Would you output the whole listing below, exactly as it reads?

>> begin INPUT MATERIAL

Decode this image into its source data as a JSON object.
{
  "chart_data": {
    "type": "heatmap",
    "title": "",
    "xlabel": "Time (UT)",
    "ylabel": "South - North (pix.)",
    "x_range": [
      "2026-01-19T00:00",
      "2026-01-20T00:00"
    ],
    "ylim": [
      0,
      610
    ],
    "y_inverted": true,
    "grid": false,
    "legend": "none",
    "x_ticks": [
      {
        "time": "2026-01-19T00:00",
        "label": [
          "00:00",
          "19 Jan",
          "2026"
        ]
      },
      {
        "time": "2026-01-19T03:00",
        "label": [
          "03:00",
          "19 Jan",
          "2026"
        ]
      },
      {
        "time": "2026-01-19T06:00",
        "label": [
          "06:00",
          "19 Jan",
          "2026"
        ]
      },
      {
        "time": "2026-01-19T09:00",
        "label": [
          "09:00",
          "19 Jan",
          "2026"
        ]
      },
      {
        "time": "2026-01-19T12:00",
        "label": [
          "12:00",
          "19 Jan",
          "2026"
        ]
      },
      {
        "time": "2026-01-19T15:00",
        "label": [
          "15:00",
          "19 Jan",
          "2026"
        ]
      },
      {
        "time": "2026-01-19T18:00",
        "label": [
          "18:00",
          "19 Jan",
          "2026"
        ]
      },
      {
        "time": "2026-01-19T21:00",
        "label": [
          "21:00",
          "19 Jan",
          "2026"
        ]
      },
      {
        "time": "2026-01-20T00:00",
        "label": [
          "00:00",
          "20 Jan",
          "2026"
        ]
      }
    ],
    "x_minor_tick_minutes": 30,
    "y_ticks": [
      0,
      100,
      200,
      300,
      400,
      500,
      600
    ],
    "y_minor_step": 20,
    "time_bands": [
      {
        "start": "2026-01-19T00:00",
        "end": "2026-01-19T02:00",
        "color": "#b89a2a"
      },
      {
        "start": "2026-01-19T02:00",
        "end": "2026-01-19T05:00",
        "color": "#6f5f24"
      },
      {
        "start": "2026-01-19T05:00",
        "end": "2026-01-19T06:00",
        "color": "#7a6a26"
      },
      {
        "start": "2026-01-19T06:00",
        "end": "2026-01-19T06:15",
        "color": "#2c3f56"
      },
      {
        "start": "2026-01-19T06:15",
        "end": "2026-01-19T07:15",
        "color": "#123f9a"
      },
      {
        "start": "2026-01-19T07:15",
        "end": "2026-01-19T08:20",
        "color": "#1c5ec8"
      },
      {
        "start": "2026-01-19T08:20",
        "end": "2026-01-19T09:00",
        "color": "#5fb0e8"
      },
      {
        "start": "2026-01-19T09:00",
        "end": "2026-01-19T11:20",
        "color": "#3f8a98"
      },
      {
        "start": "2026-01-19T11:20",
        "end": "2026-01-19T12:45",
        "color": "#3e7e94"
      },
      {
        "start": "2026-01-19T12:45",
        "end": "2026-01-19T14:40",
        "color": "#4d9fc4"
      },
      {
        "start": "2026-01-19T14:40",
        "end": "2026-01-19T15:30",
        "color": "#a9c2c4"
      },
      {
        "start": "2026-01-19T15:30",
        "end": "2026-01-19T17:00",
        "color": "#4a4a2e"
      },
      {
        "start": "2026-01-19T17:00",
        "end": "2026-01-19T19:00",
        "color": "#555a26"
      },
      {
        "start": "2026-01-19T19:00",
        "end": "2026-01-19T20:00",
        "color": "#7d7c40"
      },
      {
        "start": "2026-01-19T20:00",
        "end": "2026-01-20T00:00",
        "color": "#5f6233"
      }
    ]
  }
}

>> end INPUT MATERIAL

### OUTPUT FOR THIS EXERCISE
Decode this image into its source data as a JSON object.
{
  "chart_data": {
    "type": "heatmap",
    "title": "",
    "xlabel": "Time (UT)",
    "ylabel": "South - North (pix.)",
    "x_range": [
      "2026-01-19T00:00",
      "2026-01-20T00:00"
    ],
    "ylim": [
      0,
      610
    ],
    "y_inverted": true,
    "grid": false,
    "legend": "none",
    "x_ticks": [
      {
        "time": "2026-01-19T00:00",
        "label": [
          "00:00",
          "19 Jan",
          "2026"
        ]
      },
      {
        "time": "2026-01-19T03:00",
        "label": [
          "03:00",
          "19 Jan",
          "2026"
        ]
      },
      {
        "time": "2026-01-19T06:00",
        "label": [
          "06:00",
          "19 Jan",
          "2026"
        ]
      },
      {
        "time": "2026-01-19T09:00",
        "label": [
          "09:00",
          "19 Jan",
          "2026"
        ]
      },
      {
        "time": "2026-01-19T12:00",
        "label": [
          "12:00",
          "19 Jan",
          "2026"
        ]
      },
      {
        "time": "2026-01-19T15:00",
        "label": [
          "15:00",
          "19 Jan",
          "2026"
        ]
      },
      {
        "time": "2026-01-19T18:00",
        "label": [
          "18:00",
          "19 Jan",
          "2026"
        ]
      },
      {
        "time": "2026-01-19T21:00",
        "label": [
          "21:00",
          "19 Jan",
          "2026"
        ]
      },
      {
        "time": "2026-01-20T00:00",
        "label": [
          "00:00",
          "20 Jan",
          "2026"
        ]
      }
    ],
    "x_minor_tick_minutes": 30,
    "y_ticks": [
      0,
      100,
      200,
      300,
      400,
      500,
      600
    ],
    "y_minor_step": 20,
    "time_bands": [
      {
        "start": "2026-01-19T00:00",
        "end": "2026-01-19T02:00",
        "color": "#b89a2a"
      },
      {
        "start": "2026-01-19T02:00",
        "end": "2026-01-19T05:00",
        "color": "#6f5f24"
      },
      {
        "start": "2026-01-19T05:00",
        "end": "2026-01-19T06:00",
        "color": "#7a6a26"
      },
      {
        "start": "2026-01-19T06:00",
        "end": "2026-01-19T06:15",
        "color": "#2c3f56"
      },
      {
        "start": "2026-01-19T06:15",
        "end": "2026-01-19T07:15",
        "color": "#123f9a"
      },
      {
        "start": "2026-01-19T07:15",
        "end": "2026-01-19T08:20",
        "color": "#1c5ec8"
      },
      {
        "start": "2026-01-19T08:20",
        "end": "2026-01-19T09:00",
        "color": "#5fb0e8"
      },
      {
        "start": "2026-01-19T09:00",
        "end": "2026-01-19T11:20",
        "color": "#3f8a98"
      },
      {
        "start": "2026-01-19T11:20",
        "end": "2026-01-19T12:45",
        "color": "#3e7e94"
      },
      {
        "start": "2026-01-19T12:45",
        "end": "2026-01-19T14:40",
        "color": "#4d9fc4"
      },
      {
        "start": "2026-01-19T14:40",
        "end": "2026-01-19T15:30",
        "color": "#a9c2c4"
      },
      {
        "start": "2026-01-19T15:30",
        "end": "2026-01-19T17:00",
        "color": "#4a4a2e"
      },
      {
        "start": "2026-01-19T17:00",
        "end": "2026-01-19T19:00",
        "color": "#555a26"
      },
      {
        "start": "2026-01-19T19:00",
        "end": "2026-01-19T20:00",
        "color": "#7d7c40"
      },
      {
        "start": "2026-01-19T20:00",
        "end": "2026-01-20T00:00",
        "color": "#5f6233"
      }
    ]
  }
}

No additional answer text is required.